╭──

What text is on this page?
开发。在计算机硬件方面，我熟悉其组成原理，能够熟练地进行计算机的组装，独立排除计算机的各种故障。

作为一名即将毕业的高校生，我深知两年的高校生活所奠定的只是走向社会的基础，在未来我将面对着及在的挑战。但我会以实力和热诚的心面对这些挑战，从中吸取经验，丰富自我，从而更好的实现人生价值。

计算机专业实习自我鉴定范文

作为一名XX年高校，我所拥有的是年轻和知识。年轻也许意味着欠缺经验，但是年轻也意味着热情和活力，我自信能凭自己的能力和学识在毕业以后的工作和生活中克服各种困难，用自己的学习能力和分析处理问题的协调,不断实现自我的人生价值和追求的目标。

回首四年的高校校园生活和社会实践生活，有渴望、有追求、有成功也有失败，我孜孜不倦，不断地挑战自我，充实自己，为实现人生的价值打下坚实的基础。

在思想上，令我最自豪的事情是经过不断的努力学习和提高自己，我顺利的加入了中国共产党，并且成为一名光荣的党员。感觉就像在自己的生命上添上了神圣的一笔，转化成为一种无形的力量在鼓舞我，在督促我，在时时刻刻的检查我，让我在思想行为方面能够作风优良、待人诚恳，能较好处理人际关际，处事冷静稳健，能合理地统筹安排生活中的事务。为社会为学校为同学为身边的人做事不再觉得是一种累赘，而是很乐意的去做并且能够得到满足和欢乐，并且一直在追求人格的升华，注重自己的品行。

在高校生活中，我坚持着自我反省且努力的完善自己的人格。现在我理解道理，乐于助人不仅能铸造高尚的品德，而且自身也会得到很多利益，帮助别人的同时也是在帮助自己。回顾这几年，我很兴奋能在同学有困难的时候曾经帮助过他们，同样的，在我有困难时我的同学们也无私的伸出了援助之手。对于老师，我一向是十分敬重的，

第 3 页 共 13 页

╰──

Exercise instructions »
Type the whole listing again, unaltered.

Solution for this task »
What text is on this page?
开发。在计算机硬件方面，我熟悉其组成原理，能够熟练地进行计算机的组装，独立排除计算机的各种故障。

作为一名即将毕业的高校生，我深知两年的高校生活所奠定的只是走向社会的基础，在未来我将面对着及在的挑战。但我会以实力和热诚的心面对这些挑战，从中吸取经验，丰富自我，从而更好的实现人生价值。

计算机专业实习自我鉴定范文

作为一名XX年高校，我所拥有的是年轻和知识。年轻也许意味着欠缺经验，但是年轻也意味着热情和活力，我自信能凭自己的能力和学识在毕业以后的工作和生活中克服各种困难，用自己的学习能力和分析处理问题的协调,不断实现自我的人生价值和追求的目标。

回首四年的高校校园生活和社会实践生活，有渴望、有追求、有成功也有失败，我孜孜不倦，不断地挑战自我，充实自己，为实现人生的价值打下坚实的基础。

在思想上，令我最自豪的事情是经过不断的努力学习和提高自己，我顺利的加入了中国共产党，并且成为一名光荣的党员。感觉就像在自己的生命上添上了神圣的一笔，转化成为一种无形的力量在鼓舞我，在督促我，在时时刻刻的检查我，让我在思想行为方面能够作风优良、待人诚恳，能较好处理人际关际，处事冷静稳健，能合理地统筹安排生活中的事务。为社会为学校为同学为身边的人做事不再觉得是一种累赘，而是很乐意的去做并且能够得到满足和欢乐，并且一直在追求人格的升华，注重自己的品行。

在高校生活中，我坚持着自我反省且努力的完善自己的人格。现在我理解道理，乐于助人不仅能铸造高尚的品德，而且自身也会得到很多利益，帮助别人的同时也是在帮助自己。回顾这几年，我很兴奋能在同学有困难的时候曾经帮助过他们，同样的，在我有困难时我的同学们也无私的伸出了援助之手。对于老师，我一向是十分敬重的，

第 3 页 共 13 页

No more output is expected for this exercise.